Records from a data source
>> Begin

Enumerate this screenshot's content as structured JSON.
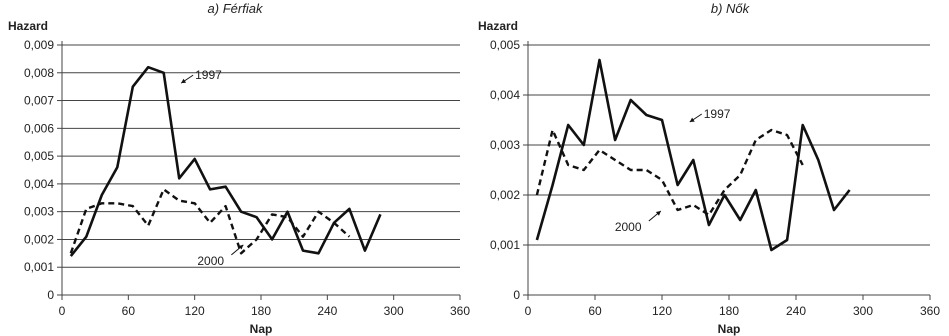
{
  "chart_data": [
    {
      "type": "line",
      "title": "a) Férfiak",
      "ylabel": "Hazard",
      "xlabel": "Nap",
      "xlim": [
        0,
        360
      ],
      "ylim": [
        0,
        0.009
      ],
      "xticks": [
        0,
        60,
        120,
        180,
        240,
        300,
        360
      ],
      "yticks": [
        0,
        0.001,
        0.002,
        0.003,
        0.004,
        0.005,
        0.006,
        0.007,
        0.008,
        0.009
      ],
      "ytick_labels": [
        "0",
        "0,001",
        "0,002",
        "0,003",
        "0,004",
        "0,005",
        "0,006",
        "0,007",
        "0,008",
        "0,009"
      ],
      "grid": "horizontal",
      "series": [
        {
          "name": "1997",
          "style": "solid",
          "x": [
            8,
            22,
            36,
            50,
            64,
            78,
            92,
            106,
            120,
            134,
            148,
            162,
            176,
            190,
            204,
            218,
            232,
            246,
            260,
            274,
            288
          ],
          "y": [
            0.0014,
            0.0021,
            0.0036,
            0.0046,
            0.0075,
            0.0082,
            0.008,
            0.0042,
            0.0049,
            0.0038,
            0.0039,
            0.003,
            0.0028,
            0.002,
            0.003,
            0.0016,
            0.0015,
            0.0026,
            0.0031,
            0.0016,
            0.0029
          ]
        },
        {
          "name": "2000",
          "style": "dashed",
          "x": [
            8,
            22,
            36,
            50,
            64,
            78,
            92,
            106,
            120,
            134,
            148,
            162,
            176,
            190,
            204,
            218,
            232,
            246,
            260
          ],
          "y": [
            0.0015,
            0.0031,
            0.0033,
            0.0033,
            0.0032,
            0.0025,
            0.0038,
            0.0034,
            0.0033,
            0.0026,
            0.0032,
            0.0015,
            0.002,
            0.0029,
            0.0028,
            0.0021,
            0.003,
            0.0026,
            0.0021
          ]
        }
      ],
      "annotations": [
        {
          "text": "1997",
          "x": 115,
          "y": 0.0077
        },
        {
          "text": "2000",
          "x": 155,
          "y": 0.0013
        }
      ]
    },
    {
      "type": "line",
      "title": "b) Nők",
      "ylabel": "Hazard",
      "xlabel": "Nap",
      "xlim": [
        0,
        360
      ],
      "ylim": [
        0,
        0.005
      ],
      "xticks": [
        0,
        60,
        120,
        180,
        240,
        300,
        360
      ],
      "yticks": [
        0,
        0.001,
        0.002,
        0.003,
        0.004,
        0.005
      ],
      "ytick_labels": [
        "0",
        "0,001",
        "0,002",
        "0,003",
        "0,004",
        "0,005"
      ],
      "grid": "horizontal",
      "series": [
        {
          "name": "1997",
          "style": "solid",
          "x": [
            8,
            22,
            36,
            50,
            64,
            78,
            92,
            106,
            120,
            134,
            148,
            162,
            176,
            190,
            204,
            218,
            232,
            246,
            260,
            274,
            288
          ],
          "y": [
            0.0011,
            0.0022,
            0.0034,
            0.003,
            0.0047,
            0.0031,
            0.0039,
            0.0036,
            0.0035,
            0.0022,
            0.0027,
            0.0014,
            0.002,
            0.0015,
            0.0021,
            0.0009,
            0.0011,
            0.0034,
            0.0027,
            0.0017,
            0.0021
          ]
        },
        {
          "name": "2000",
          "style": "dashed",
          "x": [
            8,
            22,
            36,
            50,
            64,
            78,
            92,
            106,
            120,
            134,
            148,
            162,
            176,
            190,
            204,
            218,
            232,
            246
          ],
          "y": [
            0.002,
            0.0033,
            0.0026,
            0.0025,
            0.0029,
            0.0027,
            0.0025,
            0.0025,
            0.0023,
            0.0017,
            0.0018,
            0.0016,
            0.0021,
            0.0024,
            0.0031,
            0.0033,
            0.0032,
            0.0026
          ]
        }
      ],
      "annotations": [
        {
          "text": "1997",
          "x": 152,
          "y": 0.0035
        },
        {
          "text": "2000",
          "x": 110,
          "y": 0.0014
        }
      ]
    }
  ]
}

>> End

> **AIM OF THE EXERCISE**
Return each line exactly as written. Any picture gets left out.

> **EXERCISE ANSWER**
Enumerate this screenshot's content as structured JSON.
{
  "chart_data": [
    {
      "type": "line",
      "title": "a) Férfiak",
      "ylabel": "Hazard",
      "xlabel": "Nap",
      "xlim": [
        0,
        360
      ],
      "ylim": [
        0,
        0.009
      ],
      "xticks": [
        0,
        60,
        120,
        180,
        240,
        300,
        360
      ],
      "yticks": [
        0,
        0.001,
        0.002,
        0.003,
        0.004,
        0.005,
        0.006,
        0.007,
        0.008,
        0.009
      ],
      "ytick_labels": [
        "0",
        "0,001",
        "0,002",
        "0,003",
        "0,004",
        "0,005",
        "0,006",
        "0,007",
        "0,008",
        "0,009"
      ],
      "grid": "horizontal",
      "series": [
        {
          "name": "1997",
          "style": "solid",
          "x": [
            8,
            22,
            36,
            50,
            64,
            78,
            92,
            106,
            120,
            134,
            148,
            162,
            176,
            190,
            204,
            218,
            232,
            246,
            260,
            274,
            288
          ],
          "y": [
            0.0014,
            0.0021,
            0.0036,
            0.0046,
            0.0075,
            0.0082,
            0.008,
            0.0042,
            0.0049,
            0.0038,
            0.0039,
            0.003,
            0.0028,
            0.002,
            0.003,
            0.0016,
            0.0015,
            0.0026,
            0.0031,
            0.0016,
            0.0029
          ]
        },
        {
          "name": "2000",
          "style": "dashed",
          "x": [
            8,
            22,
            36,
            50,
            64,
            78,
            92,
            106,
            120,
            134,
            148,
            162,
            176,
            190,
            204,
            218,
            232,
            246,
            260
          ],
          "y": [
            0.0015,
            0.0031,
            0.0033,
            0.0033,
            0.0032,
            0.0025,
            0.0038,
            0.0034,
            0.0033,
            0.0026,
            0.0032,
            0.0015,
            0.002,
            0.0029,
            0.0028,
            0.0021,
            0.003,
            0.0026,
            0.0021
          ]
        }
      ],
      "annotations": [
        {
          "text": "1997",
          "x": 115,
          "y": 0.0077
        },
        {
          "text": "2000",
          "x": 155,
          "y": 0.0013
        }
      ]
    },
    {
      "type": "line",
      "title": "b) Nők",
      "ylabel": "Hazard",
      "xlabel": "Nap",
      "xlim": [
        0,
        360
      ],
      "ylim": [
        0,
        0.005
      ],
      "xticks": [
        0,
        60,
        120,
        180,
        240,
        300,
        360
      ],
      "yticks": [
        0,
        0.001,
        0.002,
        0.003,
        0.004,
        0.005
      ],
      "ytick_labels": [
        "0",
        "0,001",
        "0,002",
        "0,003",
        "0,004",
        "0,005"
      ],
      "grid": "horizontal",
      "series": [
        {
          "name": "1997",
          "style": "solid",
          "x": [
            8,
            22,
            36,
            50,
            64,
            78,
            92,
            106,
            120,
            134,
            148,
            162,
            176,
            190,
            204,
            218,
            232,
            246,
            260,
            274,
            288
          ],
          "y": [
            0.0011,
            0.0022,
            0.0034,
            0.003,
            0.0047,
            0.0031,
            0.0039,
            0.0036,
            0.0035,
            0.0022,
            0.0027,
            0.0014,
            0.002,
            0.0015,
            0.0021,
            0.0009,
            0.0011,
            0.0034,
            0.0027,
            0.0017,
            0.0021
          ]
        },
        {
          "name": "2000",
          "style": "dashed",
          "x": [
            8,
            22,
            36,
            50,
            64,
            78,
            92,
            106,
            120,
            134,
            148,
            162,
            176,
            190,
            204,
            218,
            232,
            246
          ],
          "y": [
            0.002,
            0.0033,
            0.0026,
            0.0025,
            0.0029,
            0.0027,
            0.0025,
            0.0025,
            0.0023,
            0.0017,
            0.0018,
            0.0016,
            0.0021,
            0.0024,
            0.0031,
            0.0033,
            0.0032,
            0.0026
          ]
        }
      ],
      "annotations": [
        {
          "text": "1997",
          "x": 152,
          "y": 0.0035
        },
        {
          "text": "2000",
          "x": 110,
          "y": 0.0014
        }
      ]
    }
  ]
}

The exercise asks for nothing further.